Objective — Copy the records word for word, from the very first line through the line containing "- feature-intro-row: 功能介绍", both ends included.

The data —
>> Start

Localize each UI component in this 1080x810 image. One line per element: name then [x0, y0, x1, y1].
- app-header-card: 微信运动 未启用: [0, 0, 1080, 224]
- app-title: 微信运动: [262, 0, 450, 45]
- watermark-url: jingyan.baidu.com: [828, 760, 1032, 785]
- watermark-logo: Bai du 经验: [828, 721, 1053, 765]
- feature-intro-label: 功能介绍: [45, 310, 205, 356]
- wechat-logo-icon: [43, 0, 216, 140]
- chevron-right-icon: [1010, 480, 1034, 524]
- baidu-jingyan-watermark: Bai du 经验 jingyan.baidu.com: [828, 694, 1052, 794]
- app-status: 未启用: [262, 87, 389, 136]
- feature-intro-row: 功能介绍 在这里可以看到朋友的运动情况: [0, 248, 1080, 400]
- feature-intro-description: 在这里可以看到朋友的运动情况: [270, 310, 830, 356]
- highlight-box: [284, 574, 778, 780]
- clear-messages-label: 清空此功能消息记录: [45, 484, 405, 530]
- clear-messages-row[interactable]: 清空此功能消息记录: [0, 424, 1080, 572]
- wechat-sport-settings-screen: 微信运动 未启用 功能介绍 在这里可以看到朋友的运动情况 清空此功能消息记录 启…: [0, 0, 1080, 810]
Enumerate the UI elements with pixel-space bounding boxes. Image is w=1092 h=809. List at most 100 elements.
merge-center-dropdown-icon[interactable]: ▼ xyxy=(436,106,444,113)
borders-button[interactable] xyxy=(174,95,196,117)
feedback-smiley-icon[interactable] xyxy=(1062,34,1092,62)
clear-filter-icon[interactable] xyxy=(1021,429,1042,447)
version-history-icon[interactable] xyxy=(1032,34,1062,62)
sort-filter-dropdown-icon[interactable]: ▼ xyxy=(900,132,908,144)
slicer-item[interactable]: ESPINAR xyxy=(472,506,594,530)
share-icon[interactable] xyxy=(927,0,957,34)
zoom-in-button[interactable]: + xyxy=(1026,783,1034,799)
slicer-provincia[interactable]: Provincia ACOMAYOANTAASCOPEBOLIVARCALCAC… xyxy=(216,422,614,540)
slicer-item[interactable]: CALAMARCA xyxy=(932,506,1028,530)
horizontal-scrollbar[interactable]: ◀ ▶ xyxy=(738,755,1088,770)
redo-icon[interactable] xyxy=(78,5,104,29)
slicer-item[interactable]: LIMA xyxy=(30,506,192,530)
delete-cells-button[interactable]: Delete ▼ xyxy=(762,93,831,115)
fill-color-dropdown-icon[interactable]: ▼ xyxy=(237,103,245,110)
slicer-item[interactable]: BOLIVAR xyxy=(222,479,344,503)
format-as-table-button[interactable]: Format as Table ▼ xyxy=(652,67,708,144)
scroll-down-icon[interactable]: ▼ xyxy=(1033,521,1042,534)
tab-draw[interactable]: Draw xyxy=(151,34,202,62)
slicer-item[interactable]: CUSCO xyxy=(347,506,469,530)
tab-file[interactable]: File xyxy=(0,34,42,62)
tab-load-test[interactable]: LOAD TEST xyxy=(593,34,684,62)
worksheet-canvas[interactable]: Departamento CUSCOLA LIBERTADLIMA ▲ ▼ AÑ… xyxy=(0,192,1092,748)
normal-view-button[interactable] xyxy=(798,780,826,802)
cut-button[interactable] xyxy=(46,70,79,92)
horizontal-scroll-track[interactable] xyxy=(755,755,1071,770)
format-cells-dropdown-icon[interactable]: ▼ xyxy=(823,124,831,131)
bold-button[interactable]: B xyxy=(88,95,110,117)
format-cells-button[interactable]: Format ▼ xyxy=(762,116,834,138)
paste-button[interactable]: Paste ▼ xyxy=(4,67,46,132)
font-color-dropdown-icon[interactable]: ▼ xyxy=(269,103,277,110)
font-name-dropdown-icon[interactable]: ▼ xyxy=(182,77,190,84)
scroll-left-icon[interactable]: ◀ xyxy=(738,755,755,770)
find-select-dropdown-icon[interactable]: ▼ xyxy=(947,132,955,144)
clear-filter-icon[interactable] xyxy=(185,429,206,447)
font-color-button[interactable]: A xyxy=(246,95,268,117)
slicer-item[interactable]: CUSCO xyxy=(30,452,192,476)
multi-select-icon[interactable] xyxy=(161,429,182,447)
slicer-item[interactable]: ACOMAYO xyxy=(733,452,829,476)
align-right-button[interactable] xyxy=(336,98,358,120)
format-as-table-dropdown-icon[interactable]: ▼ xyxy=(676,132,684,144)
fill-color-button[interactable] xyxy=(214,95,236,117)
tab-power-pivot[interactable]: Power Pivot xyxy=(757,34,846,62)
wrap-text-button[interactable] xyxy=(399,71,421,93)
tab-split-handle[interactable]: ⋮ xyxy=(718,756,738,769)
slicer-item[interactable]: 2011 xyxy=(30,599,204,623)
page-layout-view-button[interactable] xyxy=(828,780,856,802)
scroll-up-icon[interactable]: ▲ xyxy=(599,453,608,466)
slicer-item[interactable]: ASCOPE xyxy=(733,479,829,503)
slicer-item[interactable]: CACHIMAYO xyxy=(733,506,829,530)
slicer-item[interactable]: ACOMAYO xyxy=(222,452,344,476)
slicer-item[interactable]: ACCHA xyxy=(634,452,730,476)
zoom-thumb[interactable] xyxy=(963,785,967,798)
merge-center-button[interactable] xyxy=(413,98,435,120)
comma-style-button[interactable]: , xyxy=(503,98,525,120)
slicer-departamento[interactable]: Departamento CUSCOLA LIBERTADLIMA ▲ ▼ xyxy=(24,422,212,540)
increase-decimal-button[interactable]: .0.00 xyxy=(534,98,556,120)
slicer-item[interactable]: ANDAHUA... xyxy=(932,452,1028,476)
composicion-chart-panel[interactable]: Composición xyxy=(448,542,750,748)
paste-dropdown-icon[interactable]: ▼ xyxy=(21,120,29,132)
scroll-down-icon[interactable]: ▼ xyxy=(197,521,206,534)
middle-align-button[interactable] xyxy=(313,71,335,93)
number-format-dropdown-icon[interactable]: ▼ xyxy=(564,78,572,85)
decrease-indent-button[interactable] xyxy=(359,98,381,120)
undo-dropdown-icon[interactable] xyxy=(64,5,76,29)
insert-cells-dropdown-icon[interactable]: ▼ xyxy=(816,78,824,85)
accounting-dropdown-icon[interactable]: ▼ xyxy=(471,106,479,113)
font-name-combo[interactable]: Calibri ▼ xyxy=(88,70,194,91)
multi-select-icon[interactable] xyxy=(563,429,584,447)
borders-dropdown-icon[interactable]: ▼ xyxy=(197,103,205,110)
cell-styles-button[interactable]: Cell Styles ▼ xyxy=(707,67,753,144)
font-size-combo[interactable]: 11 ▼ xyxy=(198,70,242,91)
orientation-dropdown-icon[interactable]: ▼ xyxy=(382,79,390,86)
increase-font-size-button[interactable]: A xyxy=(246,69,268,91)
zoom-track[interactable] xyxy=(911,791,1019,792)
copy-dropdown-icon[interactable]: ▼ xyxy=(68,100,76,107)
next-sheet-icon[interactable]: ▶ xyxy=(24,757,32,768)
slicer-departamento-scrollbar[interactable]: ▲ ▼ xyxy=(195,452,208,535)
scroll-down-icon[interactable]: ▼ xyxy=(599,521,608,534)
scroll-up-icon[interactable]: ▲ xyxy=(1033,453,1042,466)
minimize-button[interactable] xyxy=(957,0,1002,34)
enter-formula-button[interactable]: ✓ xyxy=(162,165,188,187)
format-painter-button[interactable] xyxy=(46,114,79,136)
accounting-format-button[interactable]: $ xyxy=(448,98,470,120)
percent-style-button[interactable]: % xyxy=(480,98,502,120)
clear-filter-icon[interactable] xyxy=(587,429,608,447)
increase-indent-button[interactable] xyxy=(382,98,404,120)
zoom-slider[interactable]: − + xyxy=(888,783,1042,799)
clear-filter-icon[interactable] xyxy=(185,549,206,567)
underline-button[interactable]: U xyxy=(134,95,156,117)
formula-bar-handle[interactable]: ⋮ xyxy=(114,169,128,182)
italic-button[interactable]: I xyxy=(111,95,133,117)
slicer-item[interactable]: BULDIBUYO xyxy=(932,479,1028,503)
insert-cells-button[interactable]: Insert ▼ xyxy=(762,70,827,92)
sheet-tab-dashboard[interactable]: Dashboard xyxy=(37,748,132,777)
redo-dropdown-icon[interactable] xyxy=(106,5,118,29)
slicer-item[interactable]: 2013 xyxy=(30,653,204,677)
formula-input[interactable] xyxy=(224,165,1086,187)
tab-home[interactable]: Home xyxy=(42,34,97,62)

>> End

Correct answer —
Localize each UI component in this 1080x810 image. One line per element: name then [x0, y0, x1, y1].
- app-header-card: 微信运动 未启用: [0, 0, 1080, 224]
- app-title: 微信运动: [262, 0, 450, 45]
- watermark-url: jingyan.baidu.com: [828, 760, 1032, 785]
- watermark-logo: Bai du 经验: [828, 721, 1053, 765]
- feature-intro-label: 功能介绍: [45, 310, 205, 356]
- wechat-logo-icon: [43, 0, 216, 140]
- chevron-right-icon: [1010, 480, 1034, 524]
- baidu-jingyan-watermark: Bai du 经验 jingyan.baidu.com: [828, 694, 1052, 794]
- app-status: 未启用: [262, 87, 389, 136]
- feature-intro-row: 功能介绍 在这里可以看到朋友的运动情况: [0, 248, 1080, 400]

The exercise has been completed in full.